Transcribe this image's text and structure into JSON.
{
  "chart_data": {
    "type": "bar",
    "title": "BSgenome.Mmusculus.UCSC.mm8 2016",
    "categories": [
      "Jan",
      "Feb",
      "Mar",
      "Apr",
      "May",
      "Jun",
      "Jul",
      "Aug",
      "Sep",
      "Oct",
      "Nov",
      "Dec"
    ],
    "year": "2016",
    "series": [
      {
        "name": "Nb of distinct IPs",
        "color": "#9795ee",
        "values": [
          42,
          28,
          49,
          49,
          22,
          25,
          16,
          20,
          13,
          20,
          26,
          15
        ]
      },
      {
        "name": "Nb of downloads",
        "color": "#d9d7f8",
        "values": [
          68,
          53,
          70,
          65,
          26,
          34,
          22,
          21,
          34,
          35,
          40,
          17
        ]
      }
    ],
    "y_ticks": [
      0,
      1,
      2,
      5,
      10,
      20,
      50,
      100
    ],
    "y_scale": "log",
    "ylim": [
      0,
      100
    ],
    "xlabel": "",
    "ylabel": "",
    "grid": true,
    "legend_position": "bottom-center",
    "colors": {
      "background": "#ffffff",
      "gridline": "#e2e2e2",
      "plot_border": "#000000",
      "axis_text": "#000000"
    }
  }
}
* * * *
ASSIGNMENT: Every line above that includes the word "name" must appear in the answer.

COMPLETED EXERCISE:
        "name": "Nb of distinct IPs",
        "name": "Nb of downloads",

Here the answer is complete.